→ Items:
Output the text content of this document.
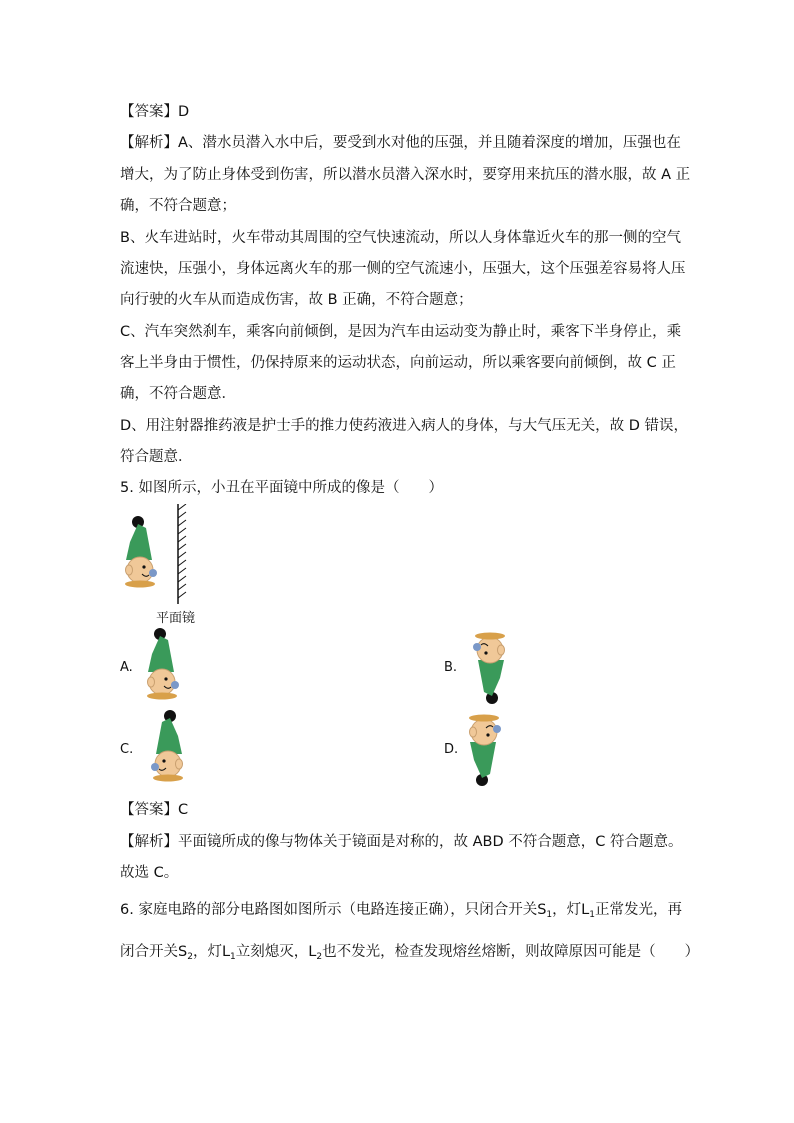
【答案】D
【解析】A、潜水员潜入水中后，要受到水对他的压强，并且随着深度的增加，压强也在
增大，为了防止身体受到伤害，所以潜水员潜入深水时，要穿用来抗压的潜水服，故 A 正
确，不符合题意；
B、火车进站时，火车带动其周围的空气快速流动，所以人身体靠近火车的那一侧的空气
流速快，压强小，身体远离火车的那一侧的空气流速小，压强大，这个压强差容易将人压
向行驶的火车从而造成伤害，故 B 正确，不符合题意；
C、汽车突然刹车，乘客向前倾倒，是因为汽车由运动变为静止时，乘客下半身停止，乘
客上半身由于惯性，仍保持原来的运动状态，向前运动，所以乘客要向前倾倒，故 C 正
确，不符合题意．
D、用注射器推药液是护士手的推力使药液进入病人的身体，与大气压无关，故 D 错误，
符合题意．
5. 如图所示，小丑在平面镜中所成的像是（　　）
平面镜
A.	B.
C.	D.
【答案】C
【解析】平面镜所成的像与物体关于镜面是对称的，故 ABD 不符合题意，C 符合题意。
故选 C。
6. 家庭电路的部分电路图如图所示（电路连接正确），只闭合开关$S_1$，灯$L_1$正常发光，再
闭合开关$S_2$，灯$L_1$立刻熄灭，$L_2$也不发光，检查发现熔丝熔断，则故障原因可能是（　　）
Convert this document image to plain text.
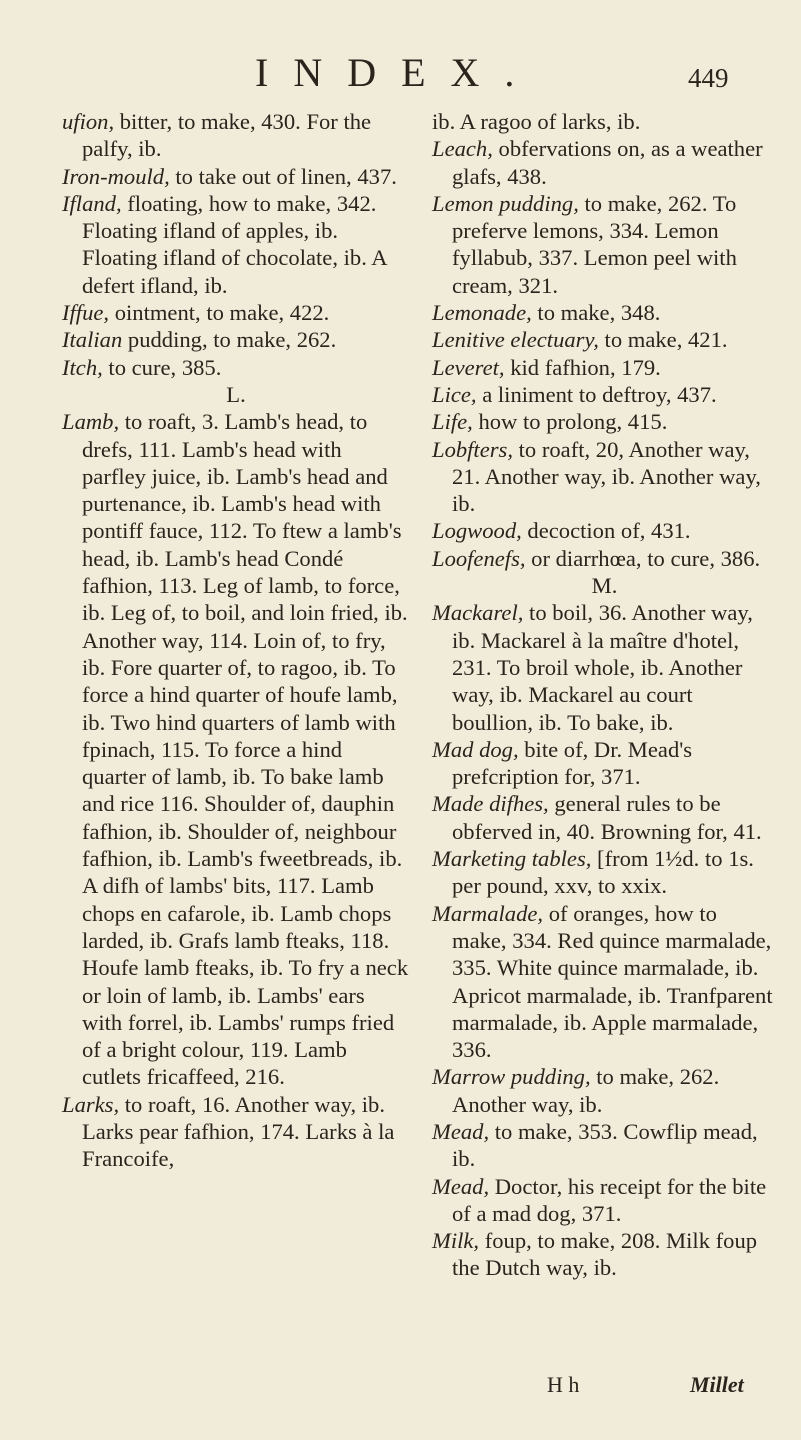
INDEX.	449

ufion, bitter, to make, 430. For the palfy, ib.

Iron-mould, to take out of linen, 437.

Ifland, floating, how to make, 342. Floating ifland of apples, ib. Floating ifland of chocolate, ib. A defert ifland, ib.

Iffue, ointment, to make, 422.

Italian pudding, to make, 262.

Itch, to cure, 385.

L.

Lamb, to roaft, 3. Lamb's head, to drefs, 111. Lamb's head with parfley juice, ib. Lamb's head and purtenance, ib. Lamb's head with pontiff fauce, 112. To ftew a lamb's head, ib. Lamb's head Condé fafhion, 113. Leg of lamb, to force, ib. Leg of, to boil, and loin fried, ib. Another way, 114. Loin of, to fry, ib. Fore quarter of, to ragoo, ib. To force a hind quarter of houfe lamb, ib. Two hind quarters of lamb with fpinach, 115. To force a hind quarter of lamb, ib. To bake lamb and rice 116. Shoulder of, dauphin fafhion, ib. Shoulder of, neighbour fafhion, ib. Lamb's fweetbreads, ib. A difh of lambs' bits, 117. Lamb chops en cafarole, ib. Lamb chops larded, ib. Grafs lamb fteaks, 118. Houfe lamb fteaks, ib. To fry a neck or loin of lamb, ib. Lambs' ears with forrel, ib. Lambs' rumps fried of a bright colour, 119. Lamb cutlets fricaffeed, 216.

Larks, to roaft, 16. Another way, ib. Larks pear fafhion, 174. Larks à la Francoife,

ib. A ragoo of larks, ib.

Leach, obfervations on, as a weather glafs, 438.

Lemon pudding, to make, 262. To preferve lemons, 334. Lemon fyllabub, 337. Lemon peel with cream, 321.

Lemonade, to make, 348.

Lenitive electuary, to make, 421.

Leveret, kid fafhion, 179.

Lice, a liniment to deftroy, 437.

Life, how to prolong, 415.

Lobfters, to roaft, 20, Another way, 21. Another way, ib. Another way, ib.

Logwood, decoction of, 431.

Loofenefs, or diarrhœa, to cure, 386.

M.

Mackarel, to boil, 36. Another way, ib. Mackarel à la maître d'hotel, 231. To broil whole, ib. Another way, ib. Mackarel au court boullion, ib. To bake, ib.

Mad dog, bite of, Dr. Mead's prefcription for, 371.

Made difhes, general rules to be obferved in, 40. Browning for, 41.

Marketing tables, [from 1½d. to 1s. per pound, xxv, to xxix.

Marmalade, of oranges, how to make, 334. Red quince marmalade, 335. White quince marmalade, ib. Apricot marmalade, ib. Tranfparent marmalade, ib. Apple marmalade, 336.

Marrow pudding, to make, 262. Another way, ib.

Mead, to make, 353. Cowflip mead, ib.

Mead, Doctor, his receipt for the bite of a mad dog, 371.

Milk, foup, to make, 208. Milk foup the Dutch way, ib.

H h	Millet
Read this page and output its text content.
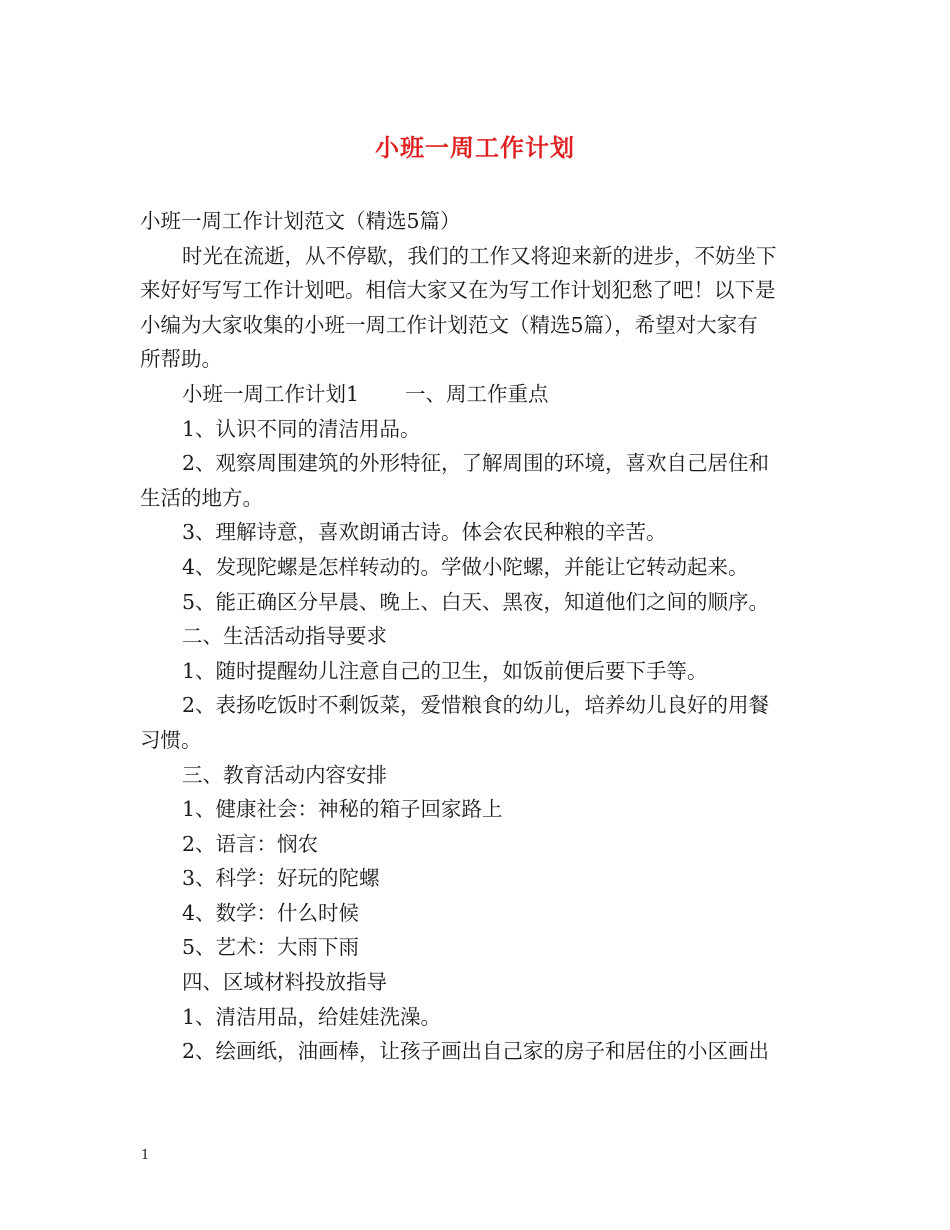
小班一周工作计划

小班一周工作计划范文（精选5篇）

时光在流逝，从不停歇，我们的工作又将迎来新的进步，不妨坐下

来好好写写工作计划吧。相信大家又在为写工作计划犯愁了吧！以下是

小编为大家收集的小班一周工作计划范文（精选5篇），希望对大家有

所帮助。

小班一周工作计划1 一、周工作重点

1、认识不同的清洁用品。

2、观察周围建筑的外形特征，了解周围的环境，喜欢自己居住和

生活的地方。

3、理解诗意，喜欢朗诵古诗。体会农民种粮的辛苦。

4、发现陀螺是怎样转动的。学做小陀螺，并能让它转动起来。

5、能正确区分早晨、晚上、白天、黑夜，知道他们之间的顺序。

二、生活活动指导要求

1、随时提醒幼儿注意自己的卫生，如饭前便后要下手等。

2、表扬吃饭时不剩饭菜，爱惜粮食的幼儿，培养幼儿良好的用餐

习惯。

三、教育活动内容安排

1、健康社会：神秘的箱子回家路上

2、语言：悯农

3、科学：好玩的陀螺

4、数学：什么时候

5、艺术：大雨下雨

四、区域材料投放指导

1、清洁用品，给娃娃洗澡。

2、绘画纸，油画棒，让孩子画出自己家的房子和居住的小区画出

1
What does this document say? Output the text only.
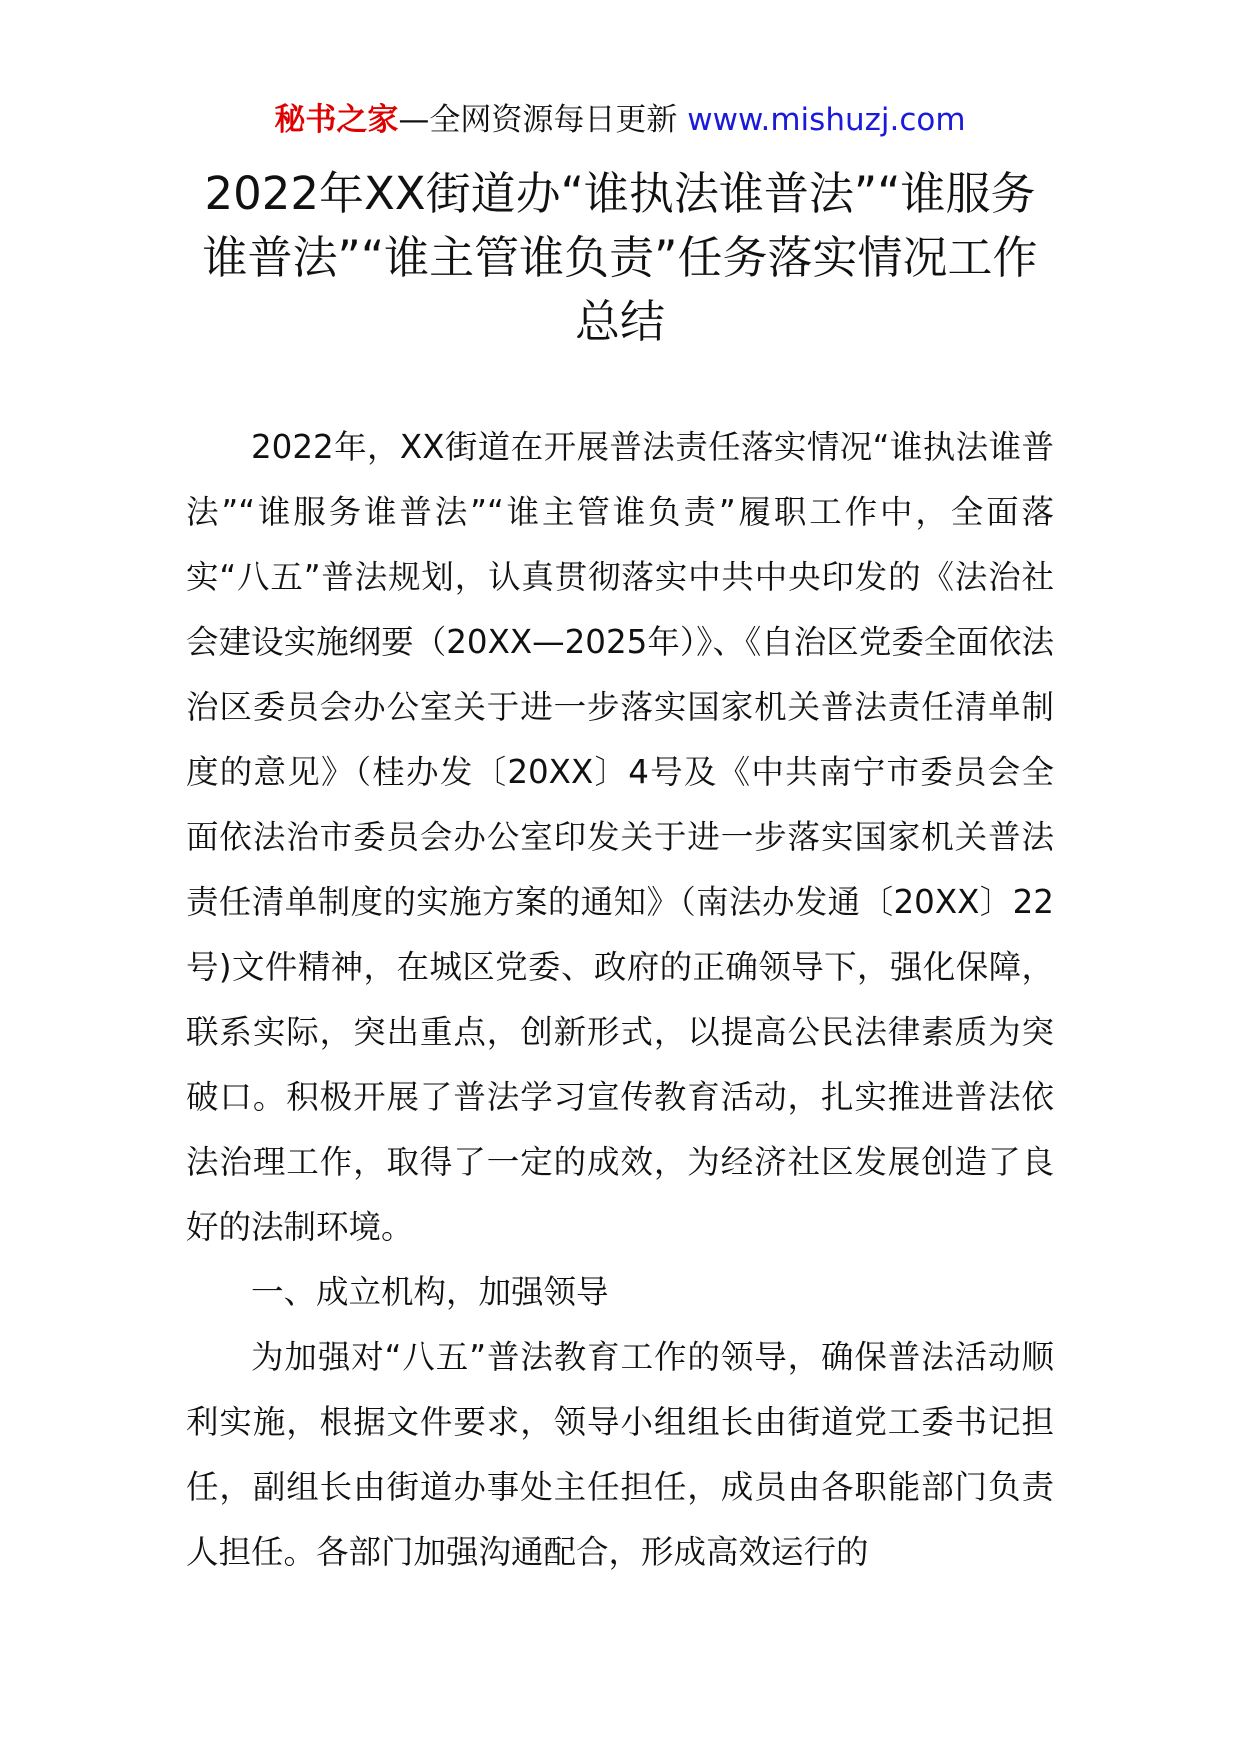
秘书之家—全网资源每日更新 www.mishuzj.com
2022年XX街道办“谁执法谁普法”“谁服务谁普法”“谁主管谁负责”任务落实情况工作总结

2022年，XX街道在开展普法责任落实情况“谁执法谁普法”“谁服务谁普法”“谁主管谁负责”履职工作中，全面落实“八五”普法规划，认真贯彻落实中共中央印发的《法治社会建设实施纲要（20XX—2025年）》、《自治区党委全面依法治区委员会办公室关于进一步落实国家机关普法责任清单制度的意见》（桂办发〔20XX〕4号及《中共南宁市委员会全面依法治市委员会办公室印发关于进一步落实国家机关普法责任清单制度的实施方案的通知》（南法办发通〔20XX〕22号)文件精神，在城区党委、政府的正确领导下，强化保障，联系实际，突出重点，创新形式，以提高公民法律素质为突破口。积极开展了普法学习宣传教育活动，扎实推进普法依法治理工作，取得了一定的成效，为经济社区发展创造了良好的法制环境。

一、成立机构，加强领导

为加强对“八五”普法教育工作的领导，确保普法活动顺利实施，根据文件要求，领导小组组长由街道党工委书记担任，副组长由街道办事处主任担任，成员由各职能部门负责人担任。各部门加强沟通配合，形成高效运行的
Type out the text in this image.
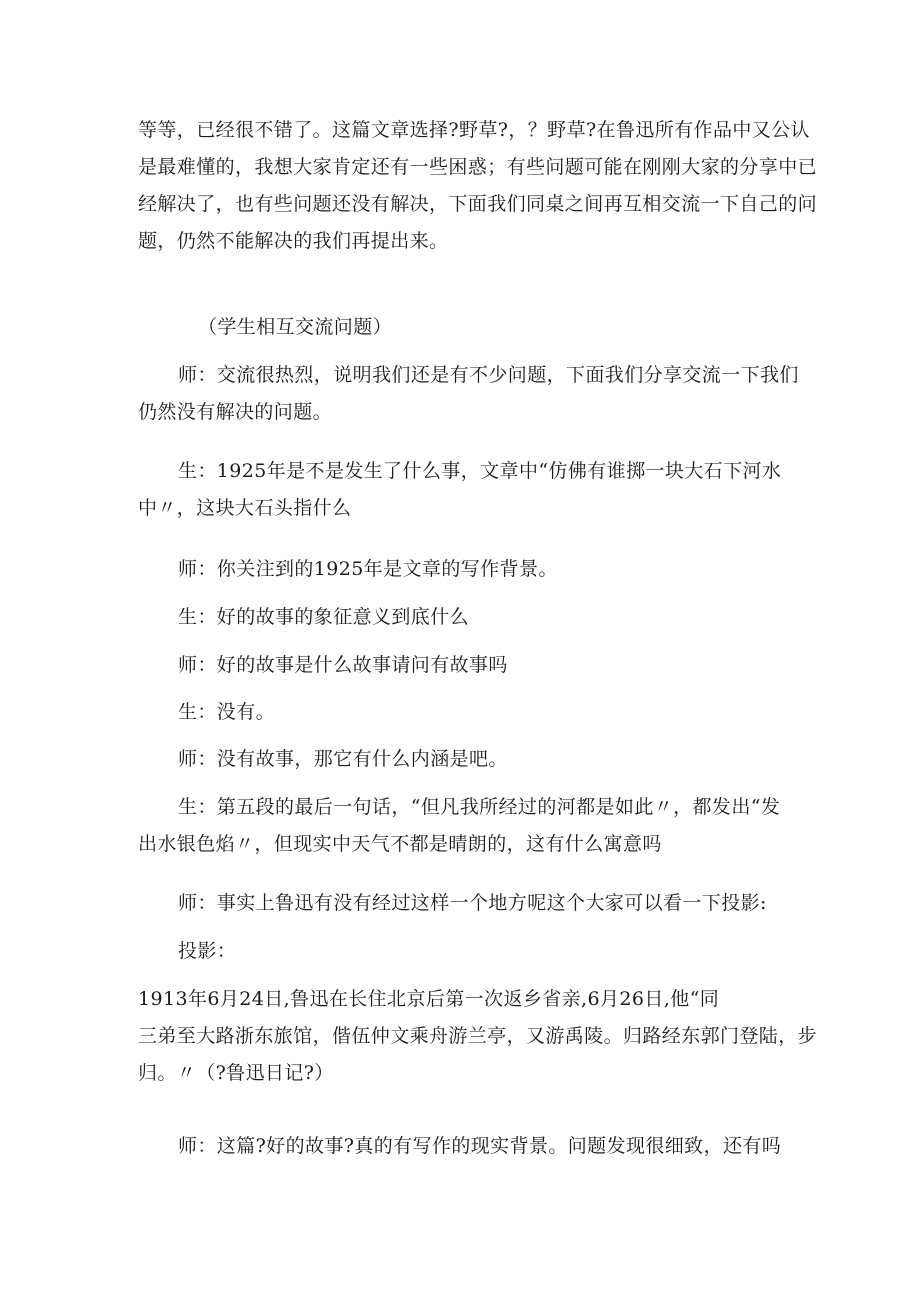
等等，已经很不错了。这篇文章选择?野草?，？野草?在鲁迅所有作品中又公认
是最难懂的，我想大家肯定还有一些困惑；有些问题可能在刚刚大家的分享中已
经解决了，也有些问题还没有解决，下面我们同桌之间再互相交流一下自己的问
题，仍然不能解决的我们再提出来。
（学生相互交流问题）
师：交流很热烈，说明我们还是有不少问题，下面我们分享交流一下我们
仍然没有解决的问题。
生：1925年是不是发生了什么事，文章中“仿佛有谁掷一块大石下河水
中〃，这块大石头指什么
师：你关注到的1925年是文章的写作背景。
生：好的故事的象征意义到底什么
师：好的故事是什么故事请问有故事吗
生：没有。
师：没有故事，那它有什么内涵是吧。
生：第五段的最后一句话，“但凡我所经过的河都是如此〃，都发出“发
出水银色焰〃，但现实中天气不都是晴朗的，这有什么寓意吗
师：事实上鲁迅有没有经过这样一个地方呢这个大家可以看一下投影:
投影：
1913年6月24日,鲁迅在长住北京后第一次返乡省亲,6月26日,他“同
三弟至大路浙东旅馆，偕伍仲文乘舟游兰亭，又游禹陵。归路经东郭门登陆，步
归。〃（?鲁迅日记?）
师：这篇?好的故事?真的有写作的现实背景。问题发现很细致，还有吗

→ Aim of the exercise:
Only the lines from the one holding "What does this" through the last line of the records should be output, please, exactly and without any pictures.

→ Full solution:
What does this document say? Output the text only.
秘书之家—全网资源每日更新 www.mishuzj.com
2022年XX街道办“谁执法谁普法”“谁服务谁普法”“谁主管谁负责”任务落实情况工作总结

2022年，XX街道在开展普法责任落实情况“谁执法谁普法”“谁服务谁普法”“谁主管谁负责”履职工作中，全面落实“八五”普法规划，认真贯彻落实中共中央印发的《法治社会建设实施纲要（20XX—2025年）》、《自治区党委全面依法治区委员会办公室关于进一步落实国家机关普法责任清单制度的意见》（桂办发〔20XX〕4号及《中共南宁市委员会全面依法治市委员会办公室印发关于进一步落实国家机关普法责任清单制度的实施方案的通知》（南法办发通〔20XX〕22号)文件精神，在城区党委、政府的正确领导下，强化保障，联系实际，突出重点，创新形式，以提高公民法律素质为突破口。积极开展了普法学习宣传教育活动，扎实推进普法依法治理工作，取得了一定的成效，为经济社区发展创造了良好的法制环境。

一、成立机构，加强领导

为加强对“八五”普法教育工作的领导，确保普法活动顺利实施，根据文件要求，领导小组组长由街道党工委书记担任，副组长由街道办事处主任担任，成员由各职能部门负责人担任。各部门加强沟通配合，形成高效运行的
Type out the text in this image.
等等，已经很不错了。这篇文章选择?野草?，？野草?在鲁迅所有作品中又公认
是最难懂的，我想大家肯定还有一些困惑；有些问题可能在刚刚大家的分享中已
经解决了，也有些问题还没有解决，下面我们同桌之间再互相交流一下自己的问
题，仍然不能解决的我们再提出来。
（学生相互交流问题）
师：交流很热烈，说明我们还是有不少问题，下面我们分享交流一下我们
仍然没有解决的问题。
生：1925年是不是发生了什么事，文章中“仿佛有谁掷一块大石下河水
中〃，这块大石头指什么
师：你关注到的1925年是文章的写作背景。
生：好的故事的象征意义到底什么
师：好的故事是什么故事请问有故事吗
生：没有。
师：没有故事，那它有什么内涵是吧。
生：第五段的最后一句话，“但凡我所经过的河都是如此〃，都发出“发
出水银色焰〃，但现实中天气不都是晴朗的，这有什么寓意吗
师：事实上鲁迅有没有经过这样一个地方呢这个大家可以看一下投影:
投影：
1913年6月24日,鲁迅在长住北京后第一次返乡省亲,6月26日,他“同
三弟至大路浙东旅馆，偕伍仲文乘舟游兰亭，又游禹陵。归路经东郭门登陆，步
归。〃（?鲁迅日记?）
师：这篇?好的故事?真的有写作的现实背景。问题发现很细致，还有吗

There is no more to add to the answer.